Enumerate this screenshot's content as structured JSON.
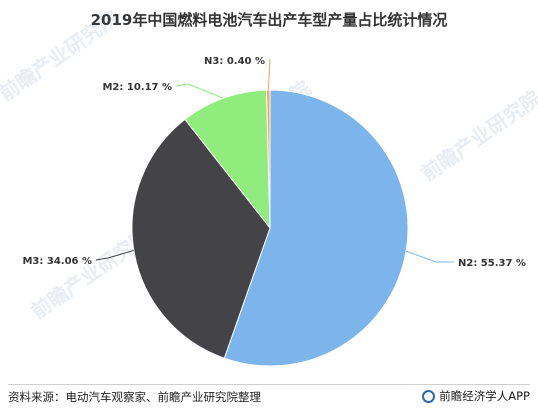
{
  "title": "2019年中国燃料电池汽车出产车型产量占比统计情况",
  "source": "资料来源：电动汽车观察家、前瞻产业研究院整理",
  "brand": "前瞻经济学人APP",
  "watermark": "前瞻产业研究院",
  "chart_data": {
    "type": "pie",
    "title": "2019年中国燃料电池汽车出产车型产量占比统计情况",
    "slices": [
      {
        "name": "N2",
        "value": 55.37,
        "label": "N2: 55.37 %",
        "color": "#7cb5ec"
      },
      {
        "name": "M3",
        "value": 34.06,
        "label": "M3: 34.06 %",
        "color": "#434348"
      },
      {
        "name": "M2",
        "value": 10.17,
        "label": "M2: 10.17 %",
        "color": "#90ed7d"
      },
      {
        "name": "N3",
        "value": 0.4,
        "label": "N3: 0.40 %",
        "color": "#f7a35c"
      }
    ]
  }
}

[CHALLENGE]: Reproduce the listing above exactly, excluding all pictures.

[WRITTEN SOLUTION]:
Enumerate this screenshot's content as structured JSON.
{
  "title": "2019年中国燃料电池汽车出产车型产量占比统计情况",
  "source": "资料来源：电动汽车观察家、前瞻产业研究院整理",
  "brand": "前瞻经济学人APP",
  "watermark": "前瞻产业研究院",
  "chart_data": {
    "type": "pie",
    "title": "2019年中国燃料电池汽车出产车型产量占比统计情况",
    "slices": [
      {
        "name": "N2",
        "value": 55.37,
        "label": "N2: 55.37 %",
        "color": "#7cb5ec"
      },
      {
        "name": "M3",
        "value": 34.06,
        "label": "M3: 34.06 %",
        "color": "#434348"
      },
      {
        "name": "M2",
        "value": 10.17,
        "label": "M2: 10.17 %",
        "color": "#90ed7d"
      },
      {
        "name": "N3",
        "value": 0.4,
        "label": "N3: 0.40 %",
        "color": "#f7a35c"
      }
    ]
  }
}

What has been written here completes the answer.